-- START PASSAGE PROVIDED --

Victor Valley Transit Authority (VVTA), the second largest transit operator in San Bernardino County (with over 1,020,119 passengers a year), is a transit agency providing bus service in the Victor Valley, California area.
 In , the system had a ridership of .

In June 2015, VVTA was designated as a Consolidated Transportation Services Agency (CTSA) for the High & North Desert regions of San Bernardino County. This represented an expanding role and commitment to the Authority's already established Mobility Management department and increased the VVTA service area from 425 to 950 square miles.

Origins of the VVTA 
VVTA operates local fixed-route, county commuter (discontinued in 2005), and ADA complementary paratransit bus
services in the Victor Valley area. It has a maintenance facility located in Hesperia. The service
structure consists of 23 local fixed and deviated routes, 3 County routes and ADA complementary paratransit service.
VVTA was established through a Joint Powers Authority in 1991. The JPA includes the four
cities of Adelanto, Apple Valley, Hesperia and Victorville and certain unincorporated
portions of the County of San Bernardino including Oro Grande, Helendale, Lucerne Valley, Phelan, Piñon Hills, Wrightwood. Service is also provided to  Barstow and Fort Irwin. The Fort Irwin service is branded as the NTC Commuter. The Board of Directors includes council members from the above cities and the San Bernardino 1st
District Supervisor. Since 1998, the Board has held a management contract with McDonald Transit Associates, Inc.
for administration of the system. In January 2005, the operations contract for all
transit service in the Victor Valley area was consolidated under a separate contract with ATC
(later Veoila, now Transdev). In 2018, National Express Transit became the system operator.

Barstow Area Transit 

Barstow Area Transit formerly ran the transportation service in Barstow and surrounding areas of San Bernardino County, including the communities of Hinkley, Lenwood, Grandview, Yermo, Harvard, Daggett and Newberry Springs. It was merged into VVTA in 2015.

MV Transportation, Inc. was contracted by the city to operate Barstow Area Transit. Barstow Area Transit operated Monday through Friday from 6:00 a.m. to 11:30 p.m. and on the weekends from 9:00 a.m. to 11:30 p.m; the system carried more than 144,000 passengers each year.

The system featured three routes: Central Barstow, which was called Route 1 while running as a clockwise loop and Route 2 while running counterclockwise; West Barstow/Grandview/Lenwood, which was called Route 3 while running clockwise and Route 4 while running counterclockwise; and Hwy 58 which traveled crosstown as Route 5.

-- END PASSAGE PROVIDED --

# SHORT PROBLEM
Carry the article on the Victor Valley Transit Authority forward from the point where it ends. The lines that come next have nothing to do with any of this.

-- START PROVIDED MATERIAL --

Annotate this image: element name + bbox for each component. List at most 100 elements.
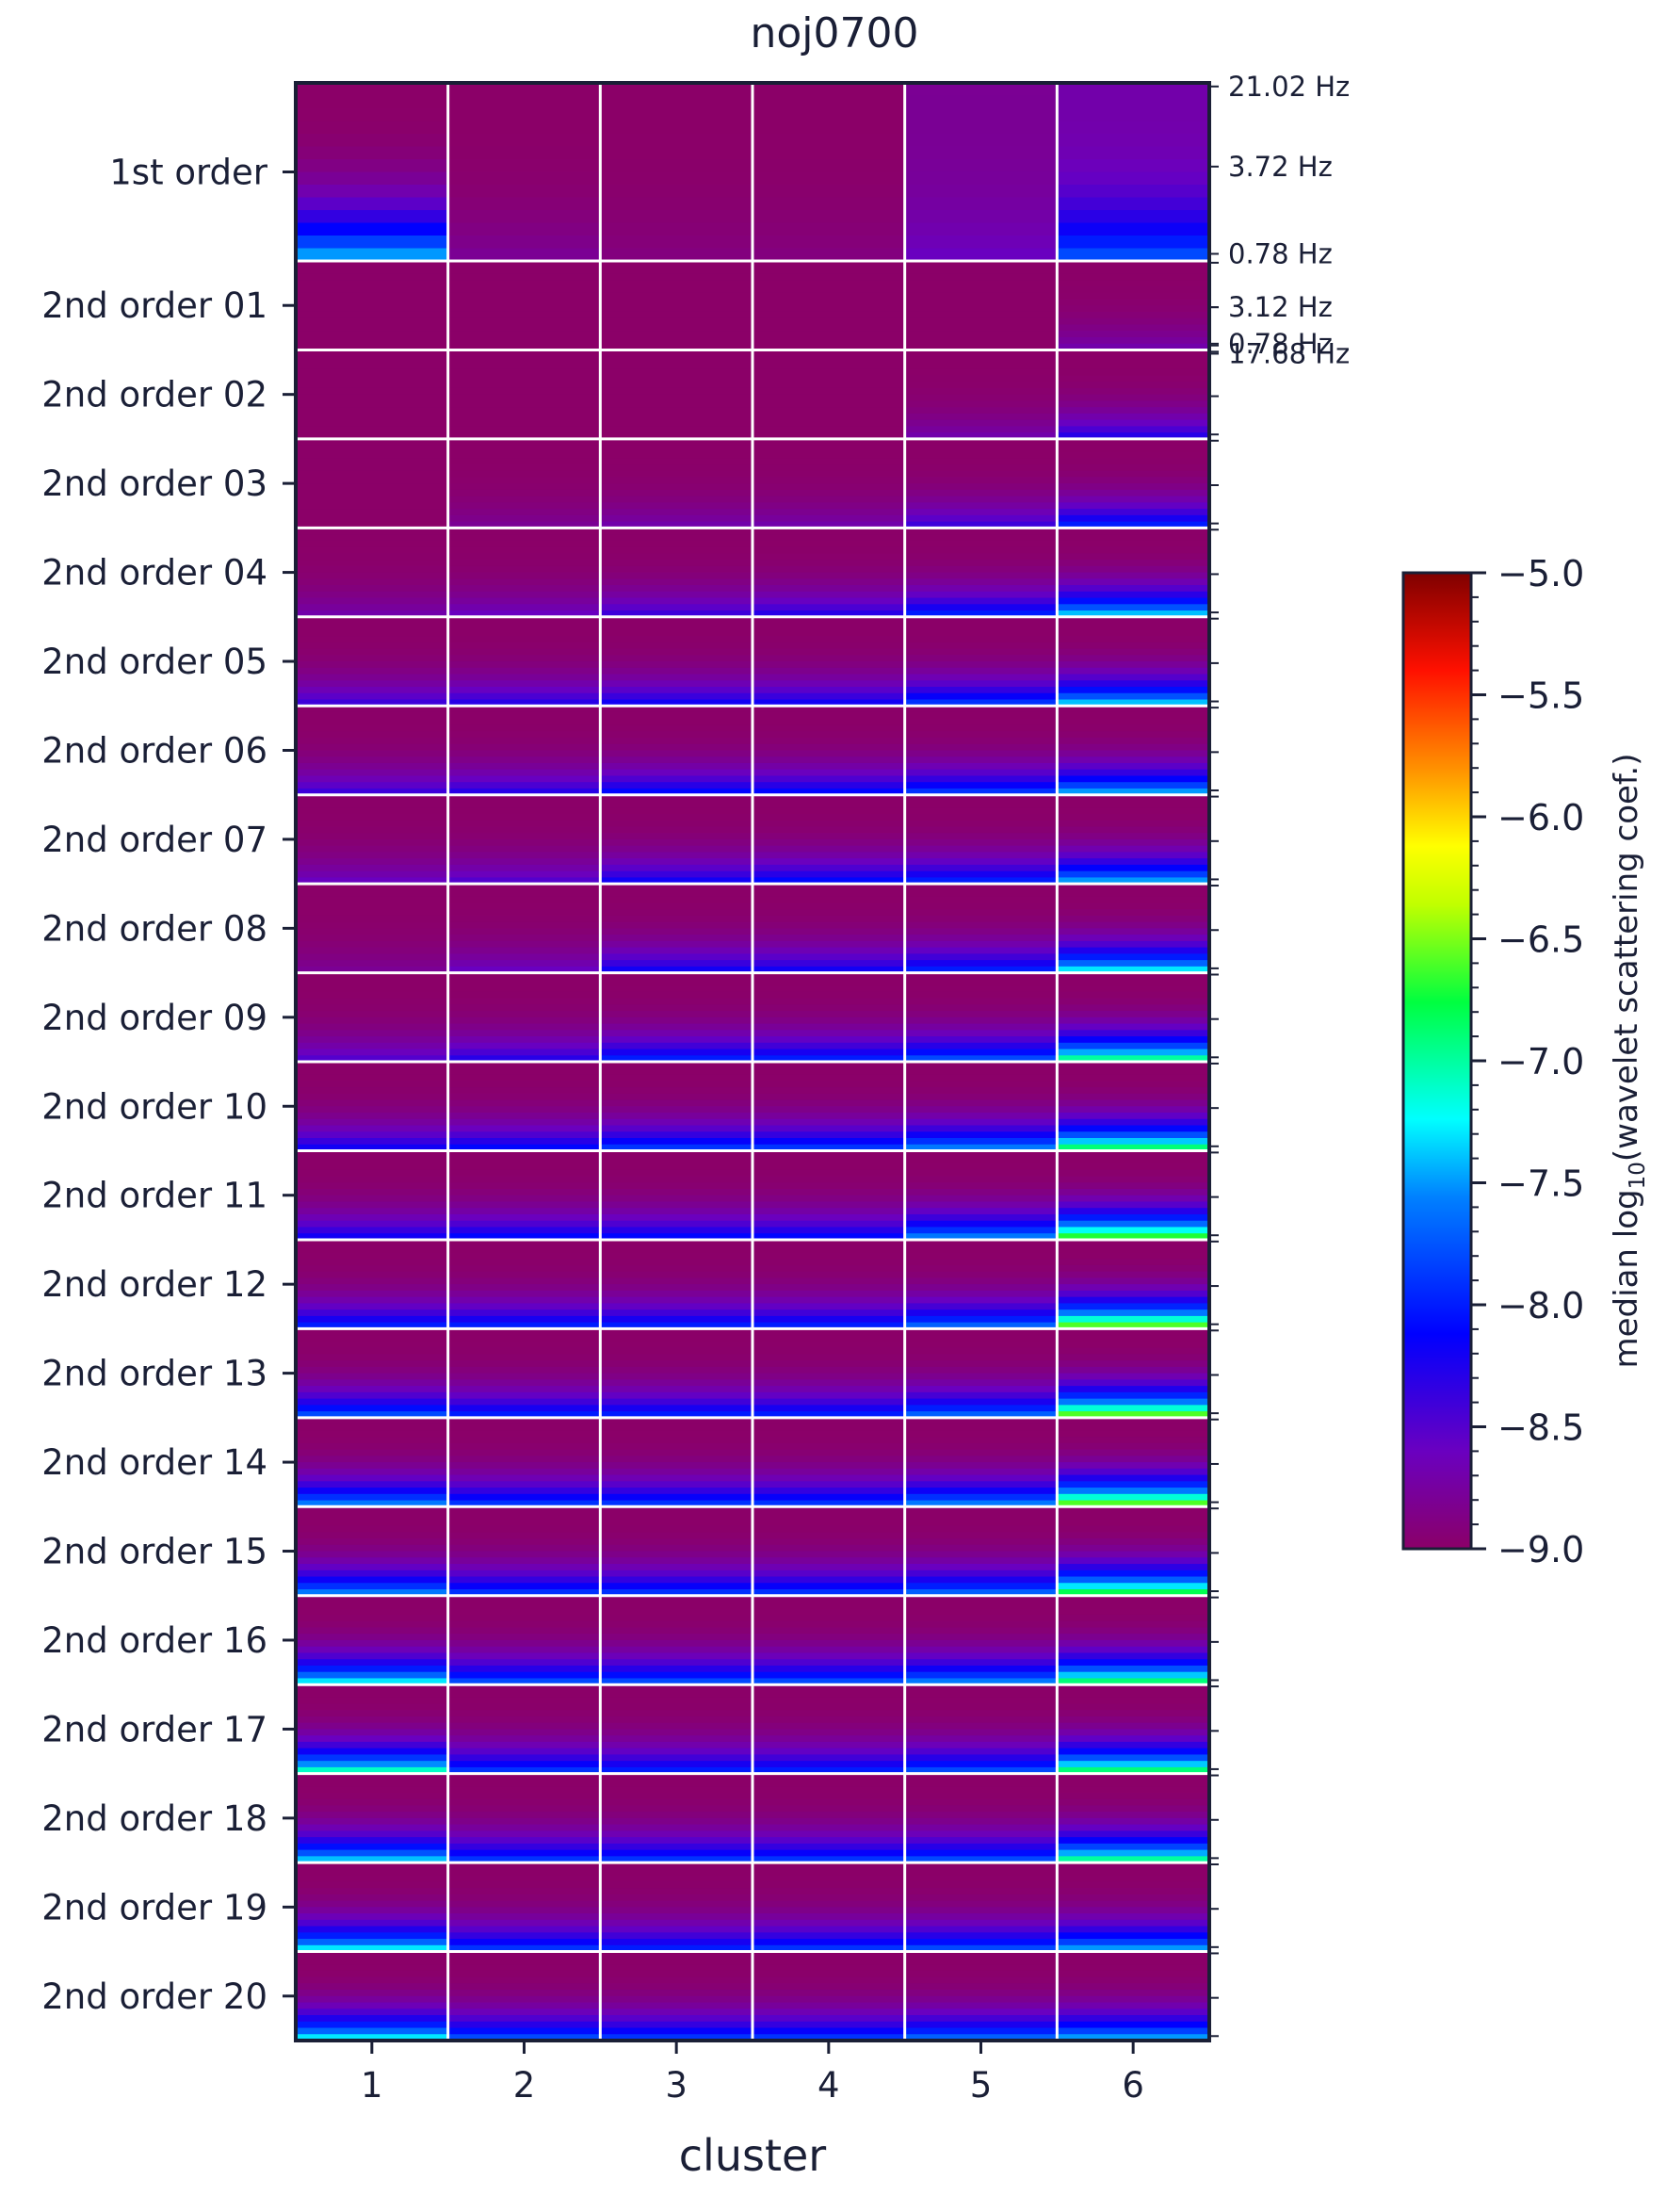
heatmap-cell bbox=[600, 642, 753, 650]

-- END PROVIDED MATERIAL --

# EXPECTED ANSWER
Routes 
VVTA routes include Fixed, County, Intercity, and Commuter. County routes and some Fixed Routes can deviate as far as 3/4 mile to pick up passengers. County routes serve outlying rural areas. In August 2021, all routes at Lorene and 7th were moved to the Victor Valley Transportation Center (VVTC). On Sunday, October 2, 2022 VVTA returned to full-service.

Routes 1-9 are Barstow routes; 10-19 are Intercity routes; 20-29 are County routes; 30-39 are Routes primarily in Adelanto; 40-49 are Apple Valley, 50-59 are Victorville, 60-69 are Hesperia, and 100 series are the NTC Commuter. All routes operate 7 days a week except 50X (Monday-Thursday) and 111-118 (Weekdays only).

Routes 

 1 - Barstow City Hall-Walmart
 2 - Barstwow City Hall-Barstow College
 3 - Barstow City Hall-Lenwood
 15 - Barstow-VVTC-San Bernardino
 21P - Hesperia Super Target-Pinon Hills via Phelan
 21W - Hesperia Super Target-Wrightwood via Phelan
 22 - Helendale-VVTC
 23 - Apple Valley-Lucerne Valley
 25 - Hesperia Post Office-Hesperia Super Target via Ranchero Rd
 28 - Barstow City Hall-Helendale
 29 - Barstow City Hall-Newberry Springs
 31 - VVTC-Highway 395 & Palmdale via South Adelanto
 32 - VVTC-North Adelanto
 33 - Highway 395 & Palmdale-Bartlett & Greening (Deviation)
 40 - Apple Valley Post Office-Walmart (Deviation)
 41 - Apple Valley Post Office-VVTC
 42 - Victor Valley College-Publioc Safety Training Center
 43 - Apple Valley Post Office-Victor Valley College
 47 - Apple Valley Post Office-Bear Valley & Kiowa (Deviation)
 50 - VVTC-Hesperia Post Office
 50X - VVTC-Victor Valley College Express
 52 - VVTC-Victor Valley Mall
 53 - Victor Valley College-Victor Valley Mall
 54 - Highway 395 & Palmdale-Victor Valley Mall (Deviation)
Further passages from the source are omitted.